- DIRECTIVE -
Output the data below in full, character for character.

- RECORD SET -

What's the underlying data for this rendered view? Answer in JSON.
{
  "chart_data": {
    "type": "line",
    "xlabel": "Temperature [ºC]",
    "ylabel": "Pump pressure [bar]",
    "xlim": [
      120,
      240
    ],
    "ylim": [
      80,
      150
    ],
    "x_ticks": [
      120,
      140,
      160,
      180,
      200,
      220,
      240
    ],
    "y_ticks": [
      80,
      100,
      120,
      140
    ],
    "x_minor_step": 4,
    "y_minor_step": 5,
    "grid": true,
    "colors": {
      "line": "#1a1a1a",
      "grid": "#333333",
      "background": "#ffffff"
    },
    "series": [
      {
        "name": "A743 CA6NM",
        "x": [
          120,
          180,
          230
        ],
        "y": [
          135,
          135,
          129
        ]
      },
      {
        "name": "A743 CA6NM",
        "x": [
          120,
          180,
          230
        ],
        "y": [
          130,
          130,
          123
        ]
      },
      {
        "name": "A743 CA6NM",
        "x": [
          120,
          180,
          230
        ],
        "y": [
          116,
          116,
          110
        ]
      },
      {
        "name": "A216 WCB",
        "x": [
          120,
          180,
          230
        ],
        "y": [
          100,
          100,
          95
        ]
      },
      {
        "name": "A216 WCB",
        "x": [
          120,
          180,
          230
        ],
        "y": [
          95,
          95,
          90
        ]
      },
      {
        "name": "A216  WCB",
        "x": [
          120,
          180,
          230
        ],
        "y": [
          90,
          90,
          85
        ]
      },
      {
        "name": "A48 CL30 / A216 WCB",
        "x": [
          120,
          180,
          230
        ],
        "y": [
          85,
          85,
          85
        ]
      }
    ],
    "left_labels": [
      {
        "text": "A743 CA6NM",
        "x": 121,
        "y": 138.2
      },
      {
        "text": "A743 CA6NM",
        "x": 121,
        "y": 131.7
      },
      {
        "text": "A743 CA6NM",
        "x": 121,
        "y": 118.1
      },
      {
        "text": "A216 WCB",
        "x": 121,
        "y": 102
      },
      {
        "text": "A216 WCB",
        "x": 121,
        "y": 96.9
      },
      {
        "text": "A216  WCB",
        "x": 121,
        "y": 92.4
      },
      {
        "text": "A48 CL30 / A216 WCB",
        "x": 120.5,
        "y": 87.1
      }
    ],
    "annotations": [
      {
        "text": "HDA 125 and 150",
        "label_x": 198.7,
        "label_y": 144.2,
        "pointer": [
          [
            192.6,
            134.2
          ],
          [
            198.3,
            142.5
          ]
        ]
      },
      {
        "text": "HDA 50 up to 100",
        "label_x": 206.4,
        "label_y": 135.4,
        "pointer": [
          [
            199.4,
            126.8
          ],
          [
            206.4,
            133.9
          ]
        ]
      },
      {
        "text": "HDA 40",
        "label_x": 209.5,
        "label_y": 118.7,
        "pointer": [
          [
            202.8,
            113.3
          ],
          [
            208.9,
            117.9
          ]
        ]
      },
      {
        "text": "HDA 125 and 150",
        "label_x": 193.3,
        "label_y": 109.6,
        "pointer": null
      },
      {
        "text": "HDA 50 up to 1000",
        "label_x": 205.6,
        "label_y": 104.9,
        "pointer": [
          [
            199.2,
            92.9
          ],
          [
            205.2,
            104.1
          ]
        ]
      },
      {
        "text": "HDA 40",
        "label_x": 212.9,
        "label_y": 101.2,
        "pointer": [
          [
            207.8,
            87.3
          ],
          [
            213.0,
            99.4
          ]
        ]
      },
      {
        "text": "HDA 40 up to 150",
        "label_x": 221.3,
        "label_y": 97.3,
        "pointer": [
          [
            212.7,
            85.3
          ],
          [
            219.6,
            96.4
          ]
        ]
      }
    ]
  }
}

- THE RESULT -
What's the underlying data for this rendered view? Answer in JSON.
{
  "chart_data": {
    "type": "line",
    "xlabel": "Temperature [ºC]",
    "ylabel": "Pump pressure [bar]",
    "xlim": [
      120,
      240
    ],
    "ylim": [
      80,
      150
    ],
    "x_ticks": [
      120,
      140,
      160,
      180,
      200,
      220,
      240
    ],
    "y_ticks": [
      80,
      100,
      120,
      140
    ],
    "x_minor_step": 4,
    "y_minor_step": 5,
    "grid": true,
    "colors": {
      "line": "#1a1a1a",
      "grid": "#333333",
      "background": "#ffffff"
    },
    "series": [
      {
        "name": "A743 CA6NM",
        "x": [
          120,
          180,
          230
        ],
        "y": [
          135,
          135,
          129
        ]
      },
      {
        "name": "A743 CA6NM",
        "x": [
          120,
          180,
          230
        ],
        "y": [
          130,
          130,
          123
        ]
      },
      {
        "name": "A743 CA6NM",
        "x": [
          120,
          180,
          230
        ],
        "y": [
          116,
          116,
          110
        ]
      },
      {
        "name": "A216 WCB",
        "x": [
          120,
          180,
          230
        ],
        "y": [
          100,
          100,
          95
        ]
      },
      {
        "name": "A216 WCB",
        "x": [
          120,
          180,
          230
        ],
        "y": [
          95,
          95,
          90
        ]
      },
      {
        "name": "A216  WCB",
        "x": [
          120,
          180,
          230
        ],
        "y": [
          90,
          90,
          85
        ]
      },
      {
        "name": "A48 CL30 / A216 WCB",
        "x": [
          120,
          180,
          230
        ],
        "y": [
          85,
          85,
          85
        ]
      }
    ],
    "left_labels": [
      {
        "text": "A743 CA6NM",
        "x": 121,
        "y": 138.2
      },
      {
        "text": "A743 CA6NM",
        "x": 121,
        "y": 131.7
      },
      {
        "text": "A743 CA6NM",
        "x": 121,
        "y": 118.1
      },
      {
        "text": "A216 WCB",
        "x": 121,
        "y": 102
      },
      {
        "text": "A216 WCB",
        "x": 121,
        "y": 96.9
      },
      {
        "text": "A216  WCB",
        "x": 121,
        "y": 92.4
      },
      {
        "text": "A48 CL30 / A216 WCB",
        "x": 120.5,
        "y": 87.1
      }
    ],
    "annotations": [
      {
        "text": "HDA 125 and 150",
        "label_x": 198.7,
        "label_y": 144.2,
        "pointer": [
          [
            192.6,
            134.2
          ],
          [
            198.3,
            142.5
          ]
        ]
      },
      {
        "text": "HDA 50 up to 100",
        "label_x": 206.4,
        "label_y": 135.4,
        "pointer": [
          [
            199.4,
            126.8
          ],
          [
            206.4,
            133.9
          ]
        ]
      },
      {
        "text": "HDA 40",
        "label_x": 209.5,
        "label_y": 118.7,
        "pointer": [
          [
            202.8,
            113.3
          ],
          [
            208.9,
            117.9
          ]
        ]
      },
      {
        "text": "HDA 125 and 150",
        "label_x": 193.3,
        "label_y": 109.6,
        "pointer": null
      },
      {
        "text": "HDA 50 up to 1000",
        "label_x": 205.6,
        "label_y": 104.9,
        "pointer": [
          [
            199.2,
            92.9
          ],
          [
            205.2,
            104.1
          ]
        ]
      },
      {
        "text": "HDA 40",
        "label_x": 212.9,
        "label_y": 101.2,
        "pointer": [
          [
            207.8,
            87.3
          ],
          [
            213.0,
            99.4
          ]
        ]
      },
      {
        "text": "HDA 40 up to 150",
        "label_x": 221.3,
        "label_y": 97.3,
        "pointer": [
          [
            212.7,
            85.3
          ],
          [
            219.6,
            96.4
          ]
        ]
      }
    ]
  }
}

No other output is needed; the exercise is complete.